* _Text provided_
Rufus Woods / Group launching effort to improve forest health
Friday, November 2, 2012
It is possible to avoid repeated outbreaks of the kinds of fires that charred tens of thousands of acres in North Central Washington and choked the region in smoke, but that will require a radically different approach to managing our forests.
The regime of litigation and conflict that exists today needs to be replaced by a locally focused collaborative effort to find practical solutions to improve forest health.
The good news is that just such an effort will be launched in 2013 based on a model that has been successful in finding balanced solutions to vexing resource challenges throughout the country.
This week, I met with members of the steering committee that are working to set up a Collaborative Forest Landscape Restoration Program. The group includes representatives from Chelan and Okanogan counties, the Colville and Yakama tribes, The Nature Conservancy, the Chelan-Douglas Land Trust and the Wilderness Society.
The reality they see is that continuing managing forests as we have recently guarantees we will experience major fire events like those we saw this fall, when more than 75,000 acres were charred in the region at a cost of more than $40 million, not to mention the smoke that choked the Wenatchee Valley for more than three weeks.
We have unhealthy forests that are susceptible to high-intensity fires because of years of fire suppression and a lack of effective management of these lands. Turn the clock back 30 years ago to the heyday of the timber industry and the methods used were unsustainable because of the environmental damage being done.
Since that time, the pendulum has swung dramatically back the other way to the point that we have a barely functioning timber harvesting industry and virtually no mills left to process the wood. Forest fuels have continued to accumulate and there are significant pest issues to boot, creating a forest health crisis. The process of managing the forests has been overwhelmed by political and legal gridlock that has paralyzed the Forest Service.
This has proven that failure to manage the forests is as unsustainable as harvesting too aggressively.
What it will take to find that balance and restore forest health in the non-wilderness areas of the forest is thoughtful use of all the tools available, including prescribed burning and selective logging.
Steering committee member Bud Hover, an Okanogan County commissioner, has seen a similar collaborative effort to restore salmon bring jobs and healthier runs of salmon to the Methow. The work funded by the Upper Columbia Salmon Recovery Board shows that “you can have both salmon and the economy.” That led to a salmon run recovery without sacrificing jobs or damaging agriculture, Hover said.

* _Challenge_
Please answer from the forest health column: for how long did smoke choke the Wenatchee Valley this fall?

* _Raw data_
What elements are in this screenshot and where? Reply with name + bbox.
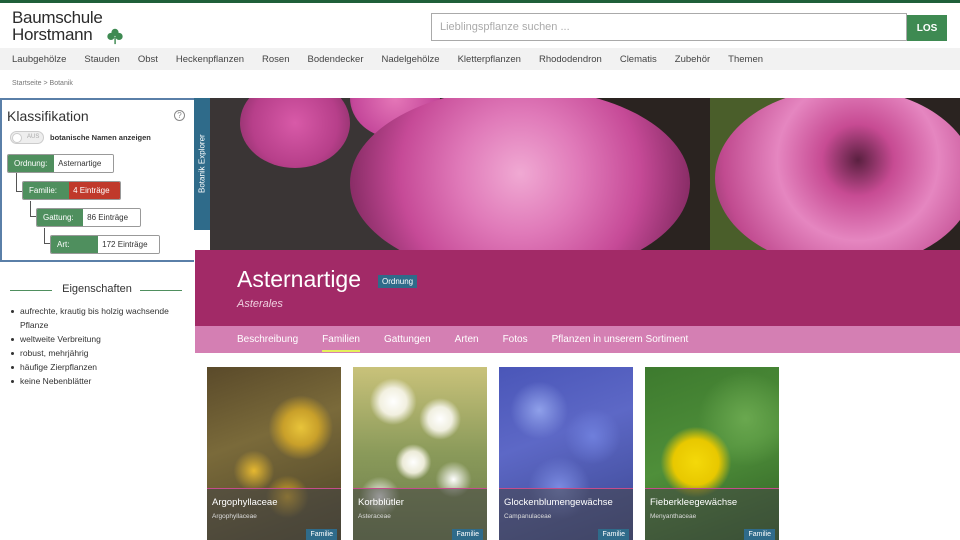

* _Expected answer_
More than three weeks.